Will you transcribe the entries that follow, exactly and in full?
[Record excerpts start]
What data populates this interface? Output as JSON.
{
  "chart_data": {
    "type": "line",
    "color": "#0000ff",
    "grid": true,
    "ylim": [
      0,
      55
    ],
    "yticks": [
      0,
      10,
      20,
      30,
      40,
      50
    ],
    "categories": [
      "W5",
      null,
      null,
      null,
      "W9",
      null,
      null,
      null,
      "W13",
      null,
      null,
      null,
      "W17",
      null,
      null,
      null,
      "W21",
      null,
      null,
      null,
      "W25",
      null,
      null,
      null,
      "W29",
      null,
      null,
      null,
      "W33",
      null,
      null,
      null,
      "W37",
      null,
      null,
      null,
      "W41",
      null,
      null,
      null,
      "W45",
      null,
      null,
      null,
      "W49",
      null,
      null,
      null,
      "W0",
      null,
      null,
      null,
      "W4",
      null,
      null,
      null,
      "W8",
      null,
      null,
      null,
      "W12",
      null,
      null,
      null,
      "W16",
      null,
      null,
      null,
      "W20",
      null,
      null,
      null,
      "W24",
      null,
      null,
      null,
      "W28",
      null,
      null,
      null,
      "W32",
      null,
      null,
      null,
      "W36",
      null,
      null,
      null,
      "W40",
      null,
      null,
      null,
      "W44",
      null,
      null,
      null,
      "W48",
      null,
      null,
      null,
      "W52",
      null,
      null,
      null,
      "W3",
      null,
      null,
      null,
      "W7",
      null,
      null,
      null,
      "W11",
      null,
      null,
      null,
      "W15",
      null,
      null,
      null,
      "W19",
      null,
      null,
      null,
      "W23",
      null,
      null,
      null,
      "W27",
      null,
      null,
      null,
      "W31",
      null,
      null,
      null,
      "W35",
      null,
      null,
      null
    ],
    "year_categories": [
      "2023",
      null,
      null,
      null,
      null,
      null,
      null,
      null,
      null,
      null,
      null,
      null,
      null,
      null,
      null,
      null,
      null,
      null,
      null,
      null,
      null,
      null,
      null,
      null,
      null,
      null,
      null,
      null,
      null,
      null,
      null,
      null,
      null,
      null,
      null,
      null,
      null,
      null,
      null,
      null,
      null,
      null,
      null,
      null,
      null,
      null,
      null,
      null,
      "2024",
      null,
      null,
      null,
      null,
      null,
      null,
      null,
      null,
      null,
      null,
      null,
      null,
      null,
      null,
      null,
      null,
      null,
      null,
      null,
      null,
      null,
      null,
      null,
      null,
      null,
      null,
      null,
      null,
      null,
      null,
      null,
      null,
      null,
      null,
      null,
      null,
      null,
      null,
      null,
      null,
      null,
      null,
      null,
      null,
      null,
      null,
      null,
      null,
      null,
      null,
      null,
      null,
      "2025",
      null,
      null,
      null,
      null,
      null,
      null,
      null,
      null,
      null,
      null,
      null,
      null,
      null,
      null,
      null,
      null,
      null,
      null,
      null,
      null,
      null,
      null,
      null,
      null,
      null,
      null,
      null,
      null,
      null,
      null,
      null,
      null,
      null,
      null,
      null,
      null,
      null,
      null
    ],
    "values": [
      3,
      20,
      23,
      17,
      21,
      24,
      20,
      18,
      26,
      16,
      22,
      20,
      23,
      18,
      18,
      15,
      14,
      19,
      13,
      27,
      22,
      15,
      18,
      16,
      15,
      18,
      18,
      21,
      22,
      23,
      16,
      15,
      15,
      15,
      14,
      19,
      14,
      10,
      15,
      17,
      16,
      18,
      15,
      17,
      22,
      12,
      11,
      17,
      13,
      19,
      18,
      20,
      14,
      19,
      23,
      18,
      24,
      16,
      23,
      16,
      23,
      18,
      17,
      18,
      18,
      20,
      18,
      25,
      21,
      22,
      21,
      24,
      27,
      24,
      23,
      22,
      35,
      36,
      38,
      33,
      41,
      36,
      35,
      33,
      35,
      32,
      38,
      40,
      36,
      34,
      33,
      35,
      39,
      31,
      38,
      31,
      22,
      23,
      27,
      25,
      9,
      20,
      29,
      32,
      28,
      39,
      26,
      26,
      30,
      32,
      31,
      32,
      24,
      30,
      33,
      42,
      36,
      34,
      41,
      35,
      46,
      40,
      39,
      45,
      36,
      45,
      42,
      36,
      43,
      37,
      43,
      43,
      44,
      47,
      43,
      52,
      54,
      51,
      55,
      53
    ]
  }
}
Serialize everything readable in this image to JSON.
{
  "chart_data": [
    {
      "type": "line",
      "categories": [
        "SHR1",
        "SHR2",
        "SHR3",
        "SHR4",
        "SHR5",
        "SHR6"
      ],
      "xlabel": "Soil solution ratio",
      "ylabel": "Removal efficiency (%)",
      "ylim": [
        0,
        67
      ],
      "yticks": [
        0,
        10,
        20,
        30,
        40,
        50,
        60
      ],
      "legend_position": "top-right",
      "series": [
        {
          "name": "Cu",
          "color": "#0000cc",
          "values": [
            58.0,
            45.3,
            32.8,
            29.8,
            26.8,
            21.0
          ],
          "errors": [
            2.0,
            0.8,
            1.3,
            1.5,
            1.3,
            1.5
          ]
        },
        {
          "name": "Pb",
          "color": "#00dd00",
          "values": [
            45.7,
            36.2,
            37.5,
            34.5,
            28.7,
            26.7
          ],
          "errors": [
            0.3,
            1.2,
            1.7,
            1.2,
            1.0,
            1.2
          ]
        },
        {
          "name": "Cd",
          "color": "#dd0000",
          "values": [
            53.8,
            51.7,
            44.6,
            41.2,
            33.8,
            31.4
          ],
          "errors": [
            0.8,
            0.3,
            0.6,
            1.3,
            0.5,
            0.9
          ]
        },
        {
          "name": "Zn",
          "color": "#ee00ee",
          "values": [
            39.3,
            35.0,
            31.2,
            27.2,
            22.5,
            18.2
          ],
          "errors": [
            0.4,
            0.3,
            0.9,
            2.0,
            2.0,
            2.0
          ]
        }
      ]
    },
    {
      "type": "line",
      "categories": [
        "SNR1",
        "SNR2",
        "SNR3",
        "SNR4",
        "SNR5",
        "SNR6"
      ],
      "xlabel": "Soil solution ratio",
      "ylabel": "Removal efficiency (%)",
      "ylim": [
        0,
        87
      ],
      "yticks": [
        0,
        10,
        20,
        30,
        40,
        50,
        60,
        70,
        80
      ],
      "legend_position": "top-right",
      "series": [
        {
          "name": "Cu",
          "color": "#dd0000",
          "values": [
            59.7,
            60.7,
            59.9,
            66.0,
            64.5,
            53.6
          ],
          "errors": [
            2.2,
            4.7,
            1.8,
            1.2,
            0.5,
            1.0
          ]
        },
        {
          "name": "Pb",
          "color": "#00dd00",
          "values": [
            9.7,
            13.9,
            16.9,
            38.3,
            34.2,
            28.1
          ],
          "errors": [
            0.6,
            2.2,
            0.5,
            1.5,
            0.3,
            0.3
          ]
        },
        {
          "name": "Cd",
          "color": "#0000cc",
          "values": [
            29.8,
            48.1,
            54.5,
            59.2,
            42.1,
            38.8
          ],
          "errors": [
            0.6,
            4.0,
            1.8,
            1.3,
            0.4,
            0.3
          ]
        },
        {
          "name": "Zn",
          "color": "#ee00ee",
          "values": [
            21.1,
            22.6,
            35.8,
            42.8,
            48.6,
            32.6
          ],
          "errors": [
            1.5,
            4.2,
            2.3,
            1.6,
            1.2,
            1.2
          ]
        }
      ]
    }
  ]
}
[Record excerpts end]
■ Solution to this exercise:
What data populates this interface? Output as JSON.
{
  "chart_data": {
    "type": "line",
    "color": "#0000ff",
    "grid": true,
    "ylim": [
      0,
      55
    ],
    "yticks": [
      0,
      10,
      20,
      30,
      40,
      50
    ],
    "categories": [
      "W5",
      null,
      null,
      null,
      "W9",
      null,
      null,
      null,
      "W13",
      null,
      null,
      null,
      "W17",
      null,
      null,
      null,
      "W21",
      null,
      null,
      null,
      "W25",
      null,
      null,
      null,
      "W29",
      null,
      null,
      null,
      "W33",
      null,
      null,
      null,
      "W37",
      null,
      null,
      null,
      "W41",
      null,
      null,
      null,
      "W45",
      null,
      null,
      null,
      "W49",
      null,
      null,
      null,
      "W0",
      null,
      null,
      null,
      "W4",
      null,
      null,
      null,
      "W8",
      null,
      null,
      null,
      "W12",
      null,
      null,
      null,
      "W16",
      null,
      null,
      null,
      "W20",
      null,
      null,
      null,
      "W24",
      null,
      null,
      null,
      "W28",
      null,
      null,
      null,
      "W32",
      null,
      null,
      null,
      "W36",
      null,
      null,
      null,
      "W40",
      null,
      null,
      null,
      "W44",
      null,
      null,
      null,
      "W48",
      null,
      null,
      null,
      "W52",
      null,
      null,
      null,
      "W3",
      null,
      null,
      null,
      "W7",
      null,
      null,
      null,
      "W11",
      null,
      null,
      null,
      "W15",
      null,
      null,
      null,
      "W19",
      null,
      null,
      null,
      "W23",
      null,
      null,
      null,
      "W27",
      null,
      null,
      null,
      "W31",
      null,
      null,
      null,
      "W35",
      null,
      null,
      null
    ],
    "year_categories": [
      "2023",
      null,
      null,
      null,
      null,
      null,
      null,
      null,
      null,
      null,
      null,
      null,
      null,
      null,
      null,
      null,
      null,
      null,
      null,
      null,
      null,
      null,
      null,
      null,
      null,
      null,
      null,
      null,
      null,
      null,
      null,
      null,
      null,
      null,
      null,
      null,
      null,
      null,
      null,
      null,
      null,
      null,
      null,
      null,
      null,
      null,
      null,
      null,
      "2024",
      null,
      null,
      null,
      null,
      null,
      null,
      null,
      null,
      null,
      null,
      null,
      null,
      null,
      null,
      null,
      null,
      null,
      null,
      null,
      null,
      null,
      null,
      null,
      null,
      null,
      null,
      null,
      null,
      null,
      null,
      null,
      null,
      null,
      null,
      null,
      null,
      null,
      null,
      null,
      null,
      null,
      null,
      null,
      null,
      null,
      null,
      null,
      null,
      null,
      null,
      null,
      null,
      "2025",
      null,
      null,
      null,
      null,
      null,
      null,
      null,
      null,
      null,
      null,
      null,
      null,
      null,
      null,
      null,
      null,
      null,
      null,
      null,
      null,
      null,
      null,
      null,
      null,
      null,
      null,
      null,
      null,
      null,
      null,
      null,
      null,
      null,
      null,
      null,
      null,
      null,
      null
    ],
    "values": [
      3,
      20,
      23,
      17,
      21,
      24,
      20,
      18,
      26,
      16,
      22,
      20,
      23,
      18,
      18,
      15,
      14,
      19,
      13,
      27,
      22,
      15,
      18,
      16,
      15,
      18,
      18,
      21,
      22,
      23,
      16,
      15,
      15,
      15,
      14,
      19,
      14,
      10,
      15,
      17,
      16,
      18,
      15,
      17,
      22,
      12,
      11,
      17,
      13,
      19,
      18,
      20,
      14,
      19,
      23,
      18,
      24,
      16,
      23,
      16,
      23,
      18,
      17,
      18,
      18,
      20,
      18,
      25,
      21,
      22,
      21,
      24,
      27,
      24,
      23,
      22,
      35,
      36,
      38,
      33,
      41,
      36,
      35,
      33,
      35,
      32,
      38,
      40,
      36,
      34,
      33,
      35,
      39,
      31,
      38,
      31,
      22,
      23,
      27,
      25,
      9,
      20,
      29,
      32,
      28,
      39,
      26,
      26,
      30,
      32,
      31,
      32,
      24,
      30,
      33,
      42,
      36,
      34,
      41,
      35,
      46,
      40,
      39,
      45,
      36,
      45,
      42,
      36,
      43,
      37,
      43,
      43,
      44,
      47,
      43,
      52,
      54,
      51,
      55,
      53
    ]
  }
}
Serialize everything readable in this image to JSON.
{
  "chart_data": [
    {
      "type": "line",
      "categories": [
        "SHR1",
        "SHR2",
        "SHR3",
        "SHR4",
        "SHR5",
        "SHR6"
      ],
      "xlabel": "Soil solution ratio",
      "ylabel": "Removal efficiency (%)",
      "ylim": [
        0,
        67
      ],
      "yticks": [
        0,
        10,
        20,
        30,
        40,
        50,
        60
      ],
      "legend_position": "top-right",
      "series": [
        {
          "name": "Cu",
          "color": "#0000cc",
          "values": [
            58.0,
            45.3,
            32.8,
            29.8,
            26.8,
            21.0
          ],
          "errors": [
            2.0,
            0.8,
            1.3,
            1.5,
            1.3,
            1.5
          ]
        },
        {
          "name": "Pb",
          "color": "#00dd00",
          "values": [
            45.7,
            36.2,
            37.5,
            34.5,
            28.7,
            26.7
          ],
          "errors": [
            0.3,
            1.2,
            1.7,
            1.2,
            1.0,
            1.2
          ]
        },
        {
          "name": "Cd",
          "color": "#dd0000",
          "values": [
            53.8,
            51.7,
            44.6,
            41.2,
            33.8,
            31.4
          ],
          "errors": [
            0.8,
            0.3,
            0.6,
            1.3,
            0.5,
            0.9
          ]
        },
        {
          "name": "Zn",
          "color": "#ee00ee",
          "values": [
            39.3,
            35.0,
            31.2,
            27.2,
            22.5,
            18.2
          ],
          "errors": [
            0.4,
            0.3,
            0.9,
            2.0,
            2.0,
            2.0
          ]
        }
      ]
    },
    {
      "type": "line",
      "categories": [
        "SNR1",
        "SNR2",
        "SNR3",
        "SNR4",
        "SNR5",
        "SNR6"
      ],
      "xlabel": "Soil solution ratio",
      "ylabel": "Removal efficiency (%)",
      "ylim": [
        0,
        87
      ],
      "yticks": [
        0,
        10,
        20,
        30,
        40,
        50,
        60,
        70,
        80
      ],
      "legend_position": "top-right",
      "series": [
        {
          "name": "Cu",
          "color": "#dd0000",
          "values": [
            59.7,
            60.7,
            59.9,
            66.0,
            64.5,
            53.6
          ],
          "errors": [
            2.2,
            4.7,
            1.8,
            1.2,
            0.5,
            1.0
          ]
        },
        {
          "name": "Pb",
          "color": "#00dd00",
          "values": [
            9.7,
            13.9,
            16.9,
            38.3,
            34.2,
            28.1
          ],
          "errors": [
            0.6,
            2.2,
            0.5,
            1.5,
            0.3,
            0.3
          ]
        },
        {
          "name": "Cd",
          "color": "#0000cc",
          "values": [
            29.8,
            48.1,
            54.5,
            59.2,
            42.1,
            38.8
          ],
          "errors": [
            0.6,
            4.0,
            1.8,
            1.3,
            0.4,
            0.3
          ]
        },
        {
          "name": "Zn",
          "color": "#ee00ee",
          "values": [
            21.1,
            22.6,
            35.8,
            42.8,
            48.6,
            32.6
          ],
          "errors": [
            1.5,
            4.2,
            2.3,
            1.6,
            1.2,
            1.2
          ]
        }
      ]
    }
  ]
}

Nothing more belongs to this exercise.